### YOUR OBJECTIVE
In this exercise, return the whole listing exactly, excluding any images.

### MATERIAL PROVIDED
— start —

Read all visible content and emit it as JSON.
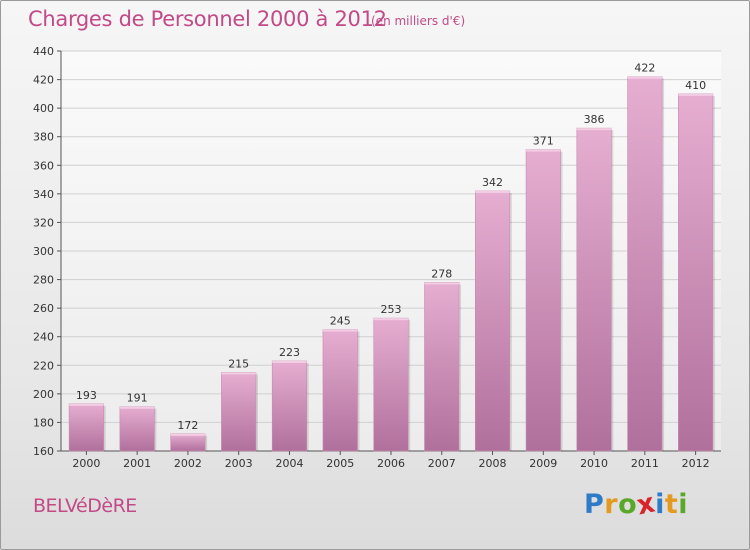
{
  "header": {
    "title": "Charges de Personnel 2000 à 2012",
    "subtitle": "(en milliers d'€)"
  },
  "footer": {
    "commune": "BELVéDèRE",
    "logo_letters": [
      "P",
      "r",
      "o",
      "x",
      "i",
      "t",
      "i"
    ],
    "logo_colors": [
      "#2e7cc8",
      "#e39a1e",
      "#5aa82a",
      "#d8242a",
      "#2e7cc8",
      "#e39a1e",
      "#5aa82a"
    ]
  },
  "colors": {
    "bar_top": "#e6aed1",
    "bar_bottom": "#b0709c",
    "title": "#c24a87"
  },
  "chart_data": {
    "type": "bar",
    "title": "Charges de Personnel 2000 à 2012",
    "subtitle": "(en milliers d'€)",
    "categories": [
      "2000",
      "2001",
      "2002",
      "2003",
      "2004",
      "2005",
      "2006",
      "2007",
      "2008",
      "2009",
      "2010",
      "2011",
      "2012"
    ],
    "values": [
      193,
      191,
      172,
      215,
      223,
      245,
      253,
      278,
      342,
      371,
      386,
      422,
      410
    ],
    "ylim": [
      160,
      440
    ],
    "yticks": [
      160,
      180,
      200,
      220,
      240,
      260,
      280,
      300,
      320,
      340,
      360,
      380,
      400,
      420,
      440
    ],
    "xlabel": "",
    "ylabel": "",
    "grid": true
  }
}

— end —

### SOLUTION TO THE EXERCISE
Read all visible content and emit it as JSON.
{
  "header": {
    "title": "Charges de Personnel 2000 à 2012",
    "subtitle": "(en milliers d'€)"
  },
  "footer": {
    "commune": "BELVéDèRE",
    "logo_letters": [
      "P",
      "r",
      "o",
      "x",
      "i",
      "t",
      "i"
    ],
    "logo_colors": [
      "#2e7cc8",
      "#e39a1e",
      "#5aa82a",
      "#d8242a",
      "#2e7cc8",
      "#e39a1e",
      "#5aa82a"
    ]
  },
  "colors": {
    "bar_top": "#e6aed1",
    "bar_bottom": "#b0709c",
    "title": "#c24a87"
  },
  "chart_data": {
    "type": "bar",
    "title": "Charges de Personnel 2000 à 2012",
    "subtitle": "(en milliers d'€)",
    "categories": [
      "2000",
      "2001",
      "2002",
      "2003",
      "2004",
      "2005",
      "2006",
      "2007",
      "2008",
      "2009",
      "2010",
      "2011",
      "2012"
    ],
    "values": [
      193,
      191,
      172,
      215,
      223,
      245,
      253,
      278,
      342,
      371,
      386,
      422,
      410
    ],
    "ylim": [
      160,
      440
    ],
    "yticks": [
      160,
      180,
      200,
      220,
      240,
      260,
      280,
      300,
      320,
      340,
      360,
      380,
      400,
      420,
      440
    ],
    "xlabel": "",
    "ylabel": "",
    "grid": true
  }
}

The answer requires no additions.